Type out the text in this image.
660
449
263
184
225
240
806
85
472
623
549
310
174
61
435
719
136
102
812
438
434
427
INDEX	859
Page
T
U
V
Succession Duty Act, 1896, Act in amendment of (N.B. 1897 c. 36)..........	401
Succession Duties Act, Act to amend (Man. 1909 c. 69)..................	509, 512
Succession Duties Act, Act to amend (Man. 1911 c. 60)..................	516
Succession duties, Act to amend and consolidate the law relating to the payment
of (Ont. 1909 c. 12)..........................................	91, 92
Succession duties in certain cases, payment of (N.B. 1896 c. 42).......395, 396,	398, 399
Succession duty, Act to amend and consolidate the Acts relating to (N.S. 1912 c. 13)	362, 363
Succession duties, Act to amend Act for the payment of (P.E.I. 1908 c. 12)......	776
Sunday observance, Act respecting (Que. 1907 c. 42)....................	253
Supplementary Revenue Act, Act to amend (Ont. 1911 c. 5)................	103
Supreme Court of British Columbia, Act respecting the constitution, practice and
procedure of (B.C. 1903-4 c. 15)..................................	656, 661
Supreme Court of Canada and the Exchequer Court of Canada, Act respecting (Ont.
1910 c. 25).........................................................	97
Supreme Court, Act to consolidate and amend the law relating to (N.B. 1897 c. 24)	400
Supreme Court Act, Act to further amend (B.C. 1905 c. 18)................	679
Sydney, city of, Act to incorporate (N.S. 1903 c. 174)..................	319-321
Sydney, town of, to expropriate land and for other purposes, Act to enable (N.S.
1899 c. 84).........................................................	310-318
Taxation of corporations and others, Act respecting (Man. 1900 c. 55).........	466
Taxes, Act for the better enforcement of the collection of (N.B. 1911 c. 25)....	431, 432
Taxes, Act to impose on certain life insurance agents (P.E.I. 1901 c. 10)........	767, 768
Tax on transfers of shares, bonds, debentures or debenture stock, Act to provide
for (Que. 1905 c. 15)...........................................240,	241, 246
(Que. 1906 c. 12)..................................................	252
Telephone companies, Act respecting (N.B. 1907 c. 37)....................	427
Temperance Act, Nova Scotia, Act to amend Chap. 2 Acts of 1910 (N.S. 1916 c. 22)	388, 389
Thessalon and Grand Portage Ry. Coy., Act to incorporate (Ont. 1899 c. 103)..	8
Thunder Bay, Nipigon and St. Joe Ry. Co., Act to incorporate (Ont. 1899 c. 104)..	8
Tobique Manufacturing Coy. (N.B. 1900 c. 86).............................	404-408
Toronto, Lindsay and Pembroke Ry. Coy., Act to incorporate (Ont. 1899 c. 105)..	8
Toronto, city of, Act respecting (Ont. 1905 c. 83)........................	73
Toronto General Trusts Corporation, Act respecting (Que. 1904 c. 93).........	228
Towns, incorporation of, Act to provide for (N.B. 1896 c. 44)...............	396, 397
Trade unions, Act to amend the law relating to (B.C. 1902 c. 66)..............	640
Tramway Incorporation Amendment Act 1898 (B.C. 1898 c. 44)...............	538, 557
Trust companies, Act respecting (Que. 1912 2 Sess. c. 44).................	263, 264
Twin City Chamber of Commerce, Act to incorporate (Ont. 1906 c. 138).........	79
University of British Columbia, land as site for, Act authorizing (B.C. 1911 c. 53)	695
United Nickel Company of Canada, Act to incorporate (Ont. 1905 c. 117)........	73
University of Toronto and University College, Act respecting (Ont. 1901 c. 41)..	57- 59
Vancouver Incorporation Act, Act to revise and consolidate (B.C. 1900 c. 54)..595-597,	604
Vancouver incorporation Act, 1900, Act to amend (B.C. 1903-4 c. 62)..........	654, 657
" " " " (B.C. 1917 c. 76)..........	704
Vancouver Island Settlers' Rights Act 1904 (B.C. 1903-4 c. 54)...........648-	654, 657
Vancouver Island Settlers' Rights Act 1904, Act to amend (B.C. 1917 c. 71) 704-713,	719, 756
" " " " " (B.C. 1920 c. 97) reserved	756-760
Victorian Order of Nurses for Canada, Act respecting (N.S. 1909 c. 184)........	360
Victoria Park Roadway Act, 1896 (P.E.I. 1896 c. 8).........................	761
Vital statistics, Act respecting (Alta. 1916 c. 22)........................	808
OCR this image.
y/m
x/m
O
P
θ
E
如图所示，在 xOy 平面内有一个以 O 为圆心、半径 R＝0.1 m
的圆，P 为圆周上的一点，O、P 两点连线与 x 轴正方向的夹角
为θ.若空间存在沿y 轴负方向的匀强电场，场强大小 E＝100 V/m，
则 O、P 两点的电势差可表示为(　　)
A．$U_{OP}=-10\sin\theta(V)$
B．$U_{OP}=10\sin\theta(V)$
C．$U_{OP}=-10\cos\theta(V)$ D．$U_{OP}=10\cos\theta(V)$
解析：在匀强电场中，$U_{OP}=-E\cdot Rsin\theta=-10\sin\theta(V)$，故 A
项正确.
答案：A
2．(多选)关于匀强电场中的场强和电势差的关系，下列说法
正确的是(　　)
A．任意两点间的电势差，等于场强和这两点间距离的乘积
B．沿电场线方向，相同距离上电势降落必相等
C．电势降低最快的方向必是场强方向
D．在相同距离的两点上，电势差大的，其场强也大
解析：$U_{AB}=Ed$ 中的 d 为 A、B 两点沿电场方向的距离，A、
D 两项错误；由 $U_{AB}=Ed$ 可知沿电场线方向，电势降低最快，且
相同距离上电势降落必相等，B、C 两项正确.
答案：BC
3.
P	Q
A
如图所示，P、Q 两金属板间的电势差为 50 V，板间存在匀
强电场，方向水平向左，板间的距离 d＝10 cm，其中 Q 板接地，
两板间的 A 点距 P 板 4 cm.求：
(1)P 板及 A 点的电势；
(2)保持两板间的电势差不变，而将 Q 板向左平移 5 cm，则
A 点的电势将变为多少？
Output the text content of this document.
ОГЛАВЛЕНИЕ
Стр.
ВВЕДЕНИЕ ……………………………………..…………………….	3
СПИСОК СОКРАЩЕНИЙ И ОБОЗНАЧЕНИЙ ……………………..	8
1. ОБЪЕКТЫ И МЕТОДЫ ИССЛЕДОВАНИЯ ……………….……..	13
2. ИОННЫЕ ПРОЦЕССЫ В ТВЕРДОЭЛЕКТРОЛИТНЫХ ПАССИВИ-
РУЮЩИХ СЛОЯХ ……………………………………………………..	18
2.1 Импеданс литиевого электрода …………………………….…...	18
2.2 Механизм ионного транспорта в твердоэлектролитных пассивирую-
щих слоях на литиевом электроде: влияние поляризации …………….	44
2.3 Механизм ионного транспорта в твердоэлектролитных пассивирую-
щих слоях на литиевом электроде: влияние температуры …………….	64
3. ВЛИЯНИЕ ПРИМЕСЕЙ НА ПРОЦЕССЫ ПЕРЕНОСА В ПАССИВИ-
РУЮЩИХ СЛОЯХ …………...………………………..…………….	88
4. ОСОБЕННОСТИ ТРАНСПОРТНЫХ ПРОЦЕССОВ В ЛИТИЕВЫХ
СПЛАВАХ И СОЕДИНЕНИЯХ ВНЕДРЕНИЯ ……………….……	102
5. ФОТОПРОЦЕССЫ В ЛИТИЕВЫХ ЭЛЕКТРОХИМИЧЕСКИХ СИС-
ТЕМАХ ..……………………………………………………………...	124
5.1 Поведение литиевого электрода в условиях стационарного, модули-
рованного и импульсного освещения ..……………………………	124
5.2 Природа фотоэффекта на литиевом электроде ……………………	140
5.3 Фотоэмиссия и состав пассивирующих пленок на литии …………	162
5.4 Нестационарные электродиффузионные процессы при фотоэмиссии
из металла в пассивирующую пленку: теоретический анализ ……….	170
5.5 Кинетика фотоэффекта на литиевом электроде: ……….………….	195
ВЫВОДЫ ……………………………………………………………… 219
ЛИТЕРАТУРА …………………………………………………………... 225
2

****************************************

(REQUEST) Transcribe the data. Leave every line exactly as it is.

(SOLUTION)
Type out the text in this image.
660
449
263
184
225
240
806
85
472
623
549
310
174
61
435
719
136
102
812
438
434
427
INDEX	859
Page
T
U
V
Succession Duty Act, 1896, Act in amendment of (N.B. 1897 c. 36)..........	401
Succession Duties Act, Act to amend (Man. 1909 c. 69)..................	509, 512
Succession Duties Act, Act to amend (Man. 1911 c. 60)..................	516
Succession duties, Act to amend and consolidate the law relating to the payment
of (Ont. 1909 c. 12)..........................................	91, 92
Succession duties in certain cases, payment of (N.B. 1896 c. 42).......395, 396,	398, 399
Succession duty, Act to amend and consolidate the Acts relating to (N.S. 1912 c. 13)	362, 363
Succession duties, Act to amend Act for the payment of (P.E.I. 1908 c. 12)......	776
Sunday observance, Act respecting (Que. 1907 c. 42)....................	253
Supplementary Revenue Act, Act to amend (Ont. 1911 c. 5)................	103
Supreme Court of British Columbia, Act respecting the constitution, practice and
procedure of (B.C. 1903-4 c. 15)..................................	656, 661
Supreme Court of Canada and the Exchequer Court of Canada, Act respecting (Ont.
1910 c. 25).........................................................	97
Supreme Court, Act to consolidate and amend the law relating to (N.B. 1897 c. 24)	400
Supreme Court Act, Act to further amend (B.C. 1905 c. 18)................	679
Sydney, city of, Act to incorporate (N.S. 1903 c. 174)..................	319-321
Sydney, town of, to expropriate land and for other purposes, Act to enable (N.S.
1899 c. 84).........................................................	310-318
Taxation of corporations and others, Act respecting (Man. 1900 c. 55).........	466
Taxes, Act for the better enforcement of the collection of (N.B. 1911 c. 25)....	431, 432
Taxes, Act to impose on certain life insurance agents (P.E.I. 1901 c. 10)........	767, 768
Tax on transfers of shares, bonds, debentures or debenture stock, Act to provide
for (Que. 1905 c. 15)...........................................240,	241, 246
(Que. 1906 c. 12)..................................................	252
Telephone companies, Act respecting (N.B. 1907 c. 37)....................	427
Temperance Act, Nova Scotia, Act to amend Chap. 2 Acts of 1910 (N.S. 1916 c. 22)	388, 389
Thessalon and Grand Portage Ry. Coy., Act to incorporate (Ont. 1899 c. 103)..	8
Thunder Bay, Nipigon and St. Joe Ry. Co., Act to incorporate (Ont. 1899 c. 104)..	8
Tobique Manufacturing Coy. (N.B. 1900 c. 86).............................	404-408
Toronto, Lindsay and Pembroke Ry. Coy., Act to incorporate (Ont. 1899 c. 105)..	8
Toronto, city of, Act respecting (Ont. 1905 c. 83)........................	73
Toronto General Trusts Corporation, Act respecting (Que. 1904 c. 93).........	228
Towns, incorporation of, Act to provide for (N.B. 1896 c. 44)...............	396, 397
Trade unions, Act to amend the law relating to (B.C. 1902 c. 66)..............	640
Tramway Incorporation Amendment Act 1898 (B.C. 1898 c. 44)...............	538, 557
Trust companies, Act respecting (Que. 1912 2 Sess. c. 44).................	263, 264
Twin City Chamber of Commerce, Act to incorporate (Ont. 1906 c. 138).........	79
University of British Columbia, land as site for, Act authorizing (B.C. 1911 c. 53)	695
United Nickel Company of Canada, Act to incorporate (Ont. 1905 c. 117)........	73
University of Toronto and University College, Act respecting (Ont. 1901 c. 41)..	57- 59
Vancouver Incorporation Act, Act to revise and consolidate (B.C. 1900 c. 54)..595-597,	604
Vancouver incorporation Act, 1900, Act to amend (B.C. 1903-4 c. 62)..........	654, 657
" " " " (B.C. 1917 c. 76)..........	704
Vancouver Island Settlers' Rights Act 1904 (B.C. 1903-4 c. 54)...........648-	654, 657
Vancouver Island Settlers' Rights Act 1904, Act to amend (B.C. 1917 c. 71) 704-713,	719, 756
" " " " " (B.C. 1920 c. 97) reserved	756-760
Victorian Order of Nurses for Canada, Act respecting (N.S. 1909 c. 184)........	360
Victoria Park Roadway Act, 1896 (P.E.I. 1896 c. 8).........................	761
Vital statistics, Act respecting (Alta. 1916 c. 22)........................	808
OCR this image.
y/m
x/m
O
P
θ
E
如图所示，在 xOy 平面内有一个以 O 为圆心、半径 R＝0.1 m
的圆，P 为圆周上的一点，O、P 两点连线与 x 轴正方向的夹角
为θ.若空间存在沿y 轴负方向的匀强电场，场强大小 E＝100 V/m，
则 O、P 两点的电势差可表示为(　　)
A．$U_{OP}=-10\sin\theta(V)$
B．$U_{OP}=10\sin\theta(V)$
C．$U_{OP}=-10\cos\theta(V)$ D．$U_{OP}=10\cos\theta(V)$
解析：在匀强电场中，$U_{OP}=-E\cdot Rsin\theta=-10\sin\theta(V)$，故 A
项正确.
答案：A
2．(多选)关于匀强电场中的场强和电势差的关系，下列说法
正确的是(　　)
A．任意两点间的电势差，等于场强和这两点间距离的乘积
B．沿电场线方向，相同距离上电势降落必相等
C．电势降低最快的方向必是场强方向
D．在相同距离的两点上，电势差大的，其场强也大
解析：$U_{AB}=Ed$ 中的 d 为 A、B 两点沿电场方向的距离，A、
D 两项错误；由 $U_{AB}=Ed$ 可知沿电场线方向，电势降低最快，且
相同距离上电势降落必相等，B、C 两项正确.
答案：BC
3.
P	Q
A
如图所示，P、Q 两金属板间的电势差为 50 V，板间存在匀
强电场，方向水平向左，板间的距离 d＝10 cm，其中 Q 板接地，
两板间的 A 点距 P 板 4 cm.求：
(1)P 板及 A 点的电势；
(2)保持两板间的电势差不变，而将 Q 板向左平移 5 cm，则
A 点的电势将变为多少？
Output the text content of this document.
ОГЛАВЛЕНИЕ
Стр.
ВВЕДЕНИЕ ……………………………………..…………………….	3
СПИСОК СОКРАЩЕНИЙ И ОБОЗНАЧЕНИЙ ……………………..	8
1. ОБЪЕКТЫ И МЕТОДЫ ИССЛЕДОВАНИЯ ……………….……..	13
2. ИОННЫЕ ПРОЦЕССЫ В ТВЕРДОЭЛЕКТРОЛИТНЫХ ПАССИВИ-
РУЮЩИХ СЛОЯХ ……………………………………………………..	18
2.1 Импеданс литиевого электрода …………………………….…...	18
2.2 Механизм ионного транспорта в твердоэлектролитных пассивирую-
щих слоях на литиевом электроде: влияние поляризации …………….	44
2.3 Механизм ионного транспорта в твердоэлектролитных пассивирую-
щих слоях на литиевом электроде: влияние температуры …………….	64
3. ВЛИЯНИЕ ПРИМЕСЕЙ НА ПРОЦЕССЫ ПЕРЕНОСА В ПАССИВИ-
РУЮЩИХ СЛОЯХ …………...………………………..…………….	88
4. ОСОБЕННОСТИ ТРАНСПОРТНЫХ ПРОЦЕССОВ В ЛИТИЕВЫХ
СПЛАВАХ И СОЕДИНЕНИЯХ ВНЕДРЕНИЯ ……………….……	102
5. ФОТОПРОЦЕССЫ В ЛИТИЕВЫХ ЭЛЕКТРОХИМИЧЕСКИХ СИС-
ТЕМАХ ..……………………………………………………………...	124
5.1 Поведение литиевого электрода в условиях стационарного, модули-
рованного и импульсного освещения ..……………………………	124
5.2 Природа фотоэффекта на литиевом электроде ……………………	140
5.3 Фотоэмиссия и состав пассивирующих пленок на литии …………	162
5.4 Нестационарные электродиффузионные процессы при фотоэмиссии
из металла в пассивирующую пленку: теоретический анализ ……….	170
5.5 Кинетика фотоэффекта на литиевом электроде: ……….………….	195
ВЫВОДЫ ……………………………………………………………… 219
ЛИТЕРАТУРА …………………………………………………………... 225
2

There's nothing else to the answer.